* _Explore the material_:
• 1. In the KIVI LongBench thread, what caused Llama-7b-hf to fail on the two datasets?
• 2. Translate this sentence from the KIVI LongBench thread into French: "We have updated the code to fix this bug."
• 3. Write out the part of the KIVI LongBench thread that opens with the words containing "----- Update ----- We" and closes with "the above results.".

* _Text for analysis_:
• • •
Closed ilur98 closed 1 month ago
Thank you for your interests! Are you using our longbench evaluation protocol? We follow the implementation of the Longbench official repo. For Llama-2-7b, its context length is 4k. Because LLMs perform poorly when serving length > pretrained length, so for prompts with >4k length, it will truncate the prompt with only the first 2K tokens and the last 2K tokens.
----- Update ----- We also reproduce your results using our script. We found that the reason why Llama-7b-hf fails on these two datasets is due to the addition of [INST] token to the prompt. We confirmed this because Llama-7b-hf with FP16 KVCache also give poor results. After removing these the INST tokens, below is our result:
Llama-2-7b-hf | qasper | qmsum |
---|---|---|
FP16 (w./ INST token) | 5.58 | - |
FP16 (w./o. INST token) | 9.53 | 21.33 |
4bits_group32_residual128 (w./o. INST token) | 9.35 | 21.34 |
2bits_group32_residual128 (w./o. INST token) | 9.24 | 20.77 |
We have updated the code to fix this bug. Let me know if you still cannot reproduce the above results.
Thank you for solving my confusion.
This is a nice work! When I try to benchmark the Llama2-7b with KIVI (Llama-2-7b-hf_4096_4bits_group32_residual128). I found that the tasks "qmsum" and "qasper" are much lower than the results in the paper. I also found that the sequence length of these two tasks is much longer than 4096. For example, the average length of "qmsum" is about 10k. This may be the reason the performance on two tasks are so poor. So what should I do to obtain the result in the paper? What follows are the results I get. { "samsum": 41.59, "multi_news": 1.32, "qmsum": 7.07, "repobench-p": 59.97, "trec": 66.0, "triviaqa": 87.72, "qasper": 5.96, "lcc": 66.76 }
• • •
* _Record set_:
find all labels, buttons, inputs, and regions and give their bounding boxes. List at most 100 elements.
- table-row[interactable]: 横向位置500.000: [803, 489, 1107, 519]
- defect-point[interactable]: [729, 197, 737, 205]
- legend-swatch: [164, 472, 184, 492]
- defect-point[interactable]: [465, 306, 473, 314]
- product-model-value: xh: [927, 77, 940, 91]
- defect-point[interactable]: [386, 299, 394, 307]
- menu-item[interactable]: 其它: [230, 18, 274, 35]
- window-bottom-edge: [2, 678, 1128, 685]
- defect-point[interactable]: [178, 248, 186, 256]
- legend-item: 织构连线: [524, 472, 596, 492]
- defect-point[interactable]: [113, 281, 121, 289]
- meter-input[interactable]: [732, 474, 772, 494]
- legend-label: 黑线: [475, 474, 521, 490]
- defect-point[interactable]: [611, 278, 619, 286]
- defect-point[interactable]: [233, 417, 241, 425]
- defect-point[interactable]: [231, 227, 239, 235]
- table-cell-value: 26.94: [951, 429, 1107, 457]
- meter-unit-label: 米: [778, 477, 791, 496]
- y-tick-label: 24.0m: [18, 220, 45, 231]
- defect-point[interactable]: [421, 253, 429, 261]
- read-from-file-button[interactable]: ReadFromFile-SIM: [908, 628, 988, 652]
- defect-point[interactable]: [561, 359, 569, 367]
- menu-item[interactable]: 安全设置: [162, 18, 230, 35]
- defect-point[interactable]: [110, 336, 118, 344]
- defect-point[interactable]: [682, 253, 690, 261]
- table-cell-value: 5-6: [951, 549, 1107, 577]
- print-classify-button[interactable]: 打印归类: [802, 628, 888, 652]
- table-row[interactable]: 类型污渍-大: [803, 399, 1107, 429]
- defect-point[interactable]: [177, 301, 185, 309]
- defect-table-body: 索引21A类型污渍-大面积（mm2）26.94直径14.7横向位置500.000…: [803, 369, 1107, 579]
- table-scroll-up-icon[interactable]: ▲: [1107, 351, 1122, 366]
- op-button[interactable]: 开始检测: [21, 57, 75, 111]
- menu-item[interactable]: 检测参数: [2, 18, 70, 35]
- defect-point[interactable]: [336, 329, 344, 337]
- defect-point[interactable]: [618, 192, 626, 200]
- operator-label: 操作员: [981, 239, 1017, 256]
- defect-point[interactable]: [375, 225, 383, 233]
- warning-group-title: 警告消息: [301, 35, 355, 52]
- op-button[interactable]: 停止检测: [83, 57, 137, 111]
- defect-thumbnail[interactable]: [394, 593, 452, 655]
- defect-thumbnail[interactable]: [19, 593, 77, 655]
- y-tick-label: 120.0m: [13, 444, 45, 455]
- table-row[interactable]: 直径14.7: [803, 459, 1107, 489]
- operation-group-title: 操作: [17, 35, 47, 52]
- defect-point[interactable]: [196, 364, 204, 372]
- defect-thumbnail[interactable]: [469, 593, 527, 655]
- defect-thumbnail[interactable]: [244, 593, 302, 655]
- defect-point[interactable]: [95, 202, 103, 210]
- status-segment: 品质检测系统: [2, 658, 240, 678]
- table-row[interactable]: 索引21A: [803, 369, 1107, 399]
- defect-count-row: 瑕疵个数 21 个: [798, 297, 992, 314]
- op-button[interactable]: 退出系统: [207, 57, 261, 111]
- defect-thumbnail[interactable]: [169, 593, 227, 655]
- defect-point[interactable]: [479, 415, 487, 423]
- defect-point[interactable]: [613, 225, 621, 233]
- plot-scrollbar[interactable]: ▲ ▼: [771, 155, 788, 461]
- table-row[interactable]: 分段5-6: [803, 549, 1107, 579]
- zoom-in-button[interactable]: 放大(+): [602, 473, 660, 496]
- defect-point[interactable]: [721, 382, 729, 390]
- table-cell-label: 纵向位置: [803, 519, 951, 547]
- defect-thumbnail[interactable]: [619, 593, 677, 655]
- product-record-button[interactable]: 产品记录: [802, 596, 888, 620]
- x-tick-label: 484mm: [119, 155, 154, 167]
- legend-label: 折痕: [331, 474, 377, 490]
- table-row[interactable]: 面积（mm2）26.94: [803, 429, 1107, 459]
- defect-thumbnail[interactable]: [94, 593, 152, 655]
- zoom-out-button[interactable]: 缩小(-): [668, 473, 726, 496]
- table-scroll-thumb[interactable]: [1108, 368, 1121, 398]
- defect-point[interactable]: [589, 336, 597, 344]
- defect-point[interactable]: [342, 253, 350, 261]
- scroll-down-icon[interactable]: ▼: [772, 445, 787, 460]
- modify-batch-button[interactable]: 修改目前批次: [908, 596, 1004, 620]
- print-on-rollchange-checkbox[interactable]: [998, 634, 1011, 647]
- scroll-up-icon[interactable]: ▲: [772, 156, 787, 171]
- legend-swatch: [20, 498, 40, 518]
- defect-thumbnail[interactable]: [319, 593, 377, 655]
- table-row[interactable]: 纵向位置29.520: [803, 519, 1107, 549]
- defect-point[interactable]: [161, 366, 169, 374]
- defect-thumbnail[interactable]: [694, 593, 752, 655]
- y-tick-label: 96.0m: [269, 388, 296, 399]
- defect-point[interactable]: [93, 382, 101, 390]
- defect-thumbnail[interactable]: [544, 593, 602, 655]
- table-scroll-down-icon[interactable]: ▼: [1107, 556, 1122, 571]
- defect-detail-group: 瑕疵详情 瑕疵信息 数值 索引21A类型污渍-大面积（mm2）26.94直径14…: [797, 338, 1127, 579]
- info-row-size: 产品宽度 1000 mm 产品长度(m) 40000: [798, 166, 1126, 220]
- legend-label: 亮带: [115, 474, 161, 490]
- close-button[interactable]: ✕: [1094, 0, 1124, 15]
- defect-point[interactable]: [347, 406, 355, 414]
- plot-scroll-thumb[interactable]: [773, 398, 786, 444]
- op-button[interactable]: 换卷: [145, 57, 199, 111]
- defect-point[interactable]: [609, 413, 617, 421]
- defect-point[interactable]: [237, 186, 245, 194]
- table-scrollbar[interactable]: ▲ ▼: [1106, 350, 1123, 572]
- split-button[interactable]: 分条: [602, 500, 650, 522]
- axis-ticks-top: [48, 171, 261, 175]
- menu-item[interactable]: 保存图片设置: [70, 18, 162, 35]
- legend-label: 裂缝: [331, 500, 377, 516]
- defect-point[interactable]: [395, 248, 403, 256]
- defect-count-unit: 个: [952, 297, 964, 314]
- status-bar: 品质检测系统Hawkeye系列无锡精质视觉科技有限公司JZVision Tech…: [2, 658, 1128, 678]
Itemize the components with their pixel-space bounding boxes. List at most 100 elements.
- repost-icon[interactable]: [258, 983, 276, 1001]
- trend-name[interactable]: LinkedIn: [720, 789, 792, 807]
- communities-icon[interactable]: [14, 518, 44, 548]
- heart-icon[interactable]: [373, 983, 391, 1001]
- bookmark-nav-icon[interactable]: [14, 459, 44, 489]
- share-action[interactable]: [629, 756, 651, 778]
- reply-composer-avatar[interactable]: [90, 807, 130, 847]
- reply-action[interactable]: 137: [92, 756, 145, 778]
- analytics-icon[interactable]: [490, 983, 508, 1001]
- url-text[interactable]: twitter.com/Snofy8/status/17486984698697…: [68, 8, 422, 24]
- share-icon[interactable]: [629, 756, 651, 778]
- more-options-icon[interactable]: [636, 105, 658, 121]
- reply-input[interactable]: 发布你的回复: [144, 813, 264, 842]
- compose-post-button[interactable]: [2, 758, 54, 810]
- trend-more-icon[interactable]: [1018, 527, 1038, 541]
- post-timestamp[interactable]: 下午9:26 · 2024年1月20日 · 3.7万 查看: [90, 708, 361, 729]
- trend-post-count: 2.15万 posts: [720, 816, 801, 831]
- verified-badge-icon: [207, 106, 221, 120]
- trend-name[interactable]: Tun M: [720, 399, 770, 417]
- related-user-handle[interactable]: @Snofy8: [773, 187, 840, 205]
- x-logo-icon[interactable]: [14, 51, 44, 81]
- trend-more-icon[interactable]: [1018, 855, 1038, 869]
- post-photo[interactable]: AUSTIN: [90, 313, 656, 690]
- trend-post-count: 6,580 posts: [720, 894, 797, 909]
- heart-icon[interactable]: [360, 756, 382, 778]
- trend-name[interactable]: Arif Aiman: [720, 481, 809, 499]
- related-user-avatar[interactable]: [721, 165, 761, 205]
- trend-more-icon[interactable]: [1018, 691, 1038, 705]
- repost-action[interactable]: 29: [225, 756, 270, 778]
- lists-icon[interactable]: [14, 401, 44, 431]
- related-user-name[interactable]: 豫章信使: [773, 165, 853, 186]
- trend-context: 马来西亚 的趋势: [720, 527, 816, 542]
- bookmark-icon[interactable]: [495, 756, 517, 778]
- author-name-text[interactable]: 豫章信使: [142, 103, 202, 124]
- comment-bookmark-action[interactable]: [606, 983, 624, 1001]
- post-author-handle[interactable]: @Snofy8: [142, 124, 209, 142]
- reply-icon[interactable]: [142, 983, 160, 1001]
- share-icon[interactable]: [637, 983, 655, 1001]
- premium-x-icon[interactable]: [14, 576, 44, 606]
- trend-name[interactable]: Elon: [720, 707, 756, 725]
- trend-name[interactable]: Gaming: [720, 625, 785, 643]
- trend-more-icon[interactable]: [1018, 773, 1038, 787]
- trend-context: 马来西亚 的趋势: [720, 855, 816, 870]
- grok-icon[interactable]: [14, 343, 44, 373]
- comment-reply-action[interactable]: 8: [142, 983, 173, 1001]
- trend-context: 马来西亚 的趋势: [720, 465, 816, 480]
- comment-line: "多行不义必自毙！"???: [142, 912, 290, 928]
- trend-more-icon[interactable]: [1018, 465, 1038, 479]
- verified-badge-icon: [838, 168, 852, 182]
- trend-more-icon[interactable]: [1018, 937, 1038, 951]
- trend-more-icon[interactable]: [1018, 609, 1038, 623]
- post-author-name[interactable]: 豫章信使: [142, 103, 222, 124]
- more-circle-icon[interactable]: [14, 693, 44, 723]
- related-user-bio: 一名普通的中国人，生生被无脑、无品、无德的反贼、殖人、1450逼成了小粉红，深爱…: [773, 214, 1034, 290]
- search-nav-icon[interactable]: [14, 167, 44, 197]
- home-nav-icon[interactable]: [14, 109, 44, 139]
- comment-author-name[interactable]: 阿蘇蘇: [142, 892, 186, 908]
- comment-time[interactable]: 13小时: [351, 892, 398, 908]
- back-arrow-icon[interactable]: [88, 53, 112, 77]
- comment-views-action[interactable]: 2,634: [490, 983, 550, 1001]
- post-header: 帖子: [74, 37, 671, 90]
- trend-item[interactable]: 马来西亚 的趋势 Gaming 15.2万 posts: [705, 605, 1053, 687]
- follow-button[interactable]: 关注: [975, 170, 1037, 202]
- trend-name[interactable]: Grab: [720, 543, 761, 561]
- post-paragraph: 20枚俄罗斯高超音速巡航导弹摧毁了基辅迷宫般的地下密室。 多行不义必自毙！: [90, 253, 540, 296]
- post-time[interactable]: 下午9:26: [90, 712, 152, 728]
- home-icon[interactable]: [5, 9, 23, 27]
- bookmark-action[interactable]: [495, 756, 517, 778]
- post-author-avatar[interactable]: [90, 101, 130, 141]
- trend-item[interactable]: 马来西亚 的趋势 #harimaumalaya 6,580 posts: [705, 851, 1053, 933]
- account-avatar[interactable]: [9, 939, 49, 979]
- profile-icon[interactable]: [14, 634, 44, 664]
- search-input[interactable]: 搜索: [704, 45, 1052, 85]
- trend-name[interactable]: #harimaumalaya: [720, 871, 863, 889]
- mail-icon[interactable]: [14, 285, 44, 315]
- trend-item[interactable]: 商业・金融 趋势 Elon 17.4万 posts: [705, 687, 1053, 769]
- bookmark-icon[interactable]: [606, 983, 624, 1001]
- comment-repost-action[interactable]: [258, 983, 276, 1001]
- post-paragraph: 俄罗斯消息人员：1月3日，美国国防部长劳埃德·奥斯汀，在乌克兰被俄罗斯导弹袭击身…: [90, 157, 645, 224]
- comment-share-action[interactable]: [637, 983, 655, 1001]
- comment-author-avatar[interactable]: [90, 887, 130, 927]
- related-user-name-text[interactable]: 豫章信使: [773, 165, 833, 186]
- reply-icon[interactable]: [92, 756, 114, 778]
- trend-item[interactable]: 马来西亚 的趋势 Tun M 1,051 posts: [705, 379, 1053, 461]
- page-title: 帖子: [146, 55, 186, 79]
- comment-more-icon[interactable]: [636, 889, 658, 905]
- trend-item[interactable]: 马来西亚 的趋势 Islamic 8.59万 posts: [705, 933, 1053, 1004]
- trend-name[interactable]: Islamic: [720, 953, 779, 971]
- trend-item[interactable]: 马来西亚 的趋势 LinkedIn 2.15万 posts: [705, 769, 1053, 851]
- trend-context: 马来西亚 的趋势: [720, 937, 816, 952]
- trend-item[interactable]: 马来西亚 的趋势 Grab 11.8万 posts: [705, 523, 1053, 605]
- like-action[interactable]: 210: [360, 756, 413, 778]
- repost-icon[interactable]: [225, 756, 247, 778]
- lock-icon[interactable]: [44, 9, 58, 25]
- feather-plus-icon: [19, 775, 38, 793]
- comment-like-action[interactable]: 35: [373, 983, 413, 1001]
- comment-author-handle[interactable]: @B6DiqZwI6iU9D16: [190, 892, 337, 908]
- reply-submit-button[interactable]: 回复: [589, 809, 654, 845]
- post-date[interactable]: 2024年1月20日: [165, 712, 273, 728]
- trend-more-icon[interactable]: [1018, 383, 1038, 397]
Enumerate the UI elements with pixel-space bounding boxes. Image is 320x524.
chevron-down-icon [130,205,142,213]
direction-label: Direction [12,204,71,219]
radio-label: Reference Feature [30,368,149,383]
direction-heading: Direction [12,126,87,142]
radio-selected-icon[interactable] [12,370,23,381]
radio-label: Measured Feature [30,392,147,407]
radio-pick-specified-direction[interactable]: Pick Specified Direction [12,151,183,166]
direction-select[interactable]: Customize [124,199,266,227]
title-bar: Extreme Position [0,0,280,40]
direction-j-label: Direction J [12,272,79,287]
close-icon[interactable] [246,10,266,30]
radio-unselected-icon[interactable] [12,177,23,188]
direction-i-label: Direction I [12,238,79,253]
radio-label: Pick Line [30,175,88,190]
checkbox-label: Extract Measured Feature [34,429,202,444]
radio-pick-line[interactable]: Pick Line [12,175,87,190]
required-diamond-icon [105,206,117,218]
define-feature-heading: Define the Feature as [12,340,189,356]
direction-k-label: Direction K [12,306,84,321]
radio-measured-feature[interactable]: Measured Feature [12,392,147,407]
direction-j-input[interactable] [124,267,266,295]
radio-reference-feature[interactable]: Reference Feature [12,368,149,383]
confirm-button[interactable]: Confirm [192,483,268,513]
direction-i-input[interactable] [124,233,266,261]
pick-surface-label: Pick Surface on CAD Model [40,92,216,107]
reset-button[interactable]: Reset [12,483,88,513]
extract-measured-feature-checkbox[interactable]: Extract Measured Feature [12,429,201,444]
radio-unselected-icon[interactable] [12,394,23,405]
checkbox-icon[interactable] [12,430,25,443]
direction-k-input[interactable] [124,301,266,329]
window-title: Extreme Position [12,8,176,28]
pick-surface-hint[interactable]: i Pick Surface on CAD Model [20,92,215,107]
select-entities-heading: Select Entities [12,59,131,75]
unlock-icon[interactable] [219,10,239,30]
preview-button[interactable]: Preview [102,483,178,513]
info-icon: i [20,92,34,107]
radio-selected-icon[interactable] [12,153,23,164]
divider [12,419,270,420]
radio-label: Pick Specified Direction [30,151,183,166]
• • •
* _Answers to each task_:
• 1. The addition of the [INST] token to the prompt.

• 2. Nous avons mis à jour le code pour corriger ce bogue.

• 3.
----- Update ----- We also reproduce your results using our script. We found that the reason why Llama-7b-hf fails on these two datasets is due to the addition of [INST] token to the prompt. We confirmed this because Llama-7b-hf with FP16 KVCache also give poor results. After removing these the INST tokens, below is our result:
Llama-2-7b-hf | qasper | qmsum |
---|---|---|
FP16 (w./ INST token) | 5.58 | - |
FP16 (w./o. INST token) | 9.53 | 21.33 |
4bits_group32_residual128 (w./o. INST token) | 9.35 | 21.34 |
2bits_group32_residual128 (w./o. INST token) | 9.24 | 20.77 |
We have updated the code to fix this bug. Let me know if you still cannot reproduce the above results.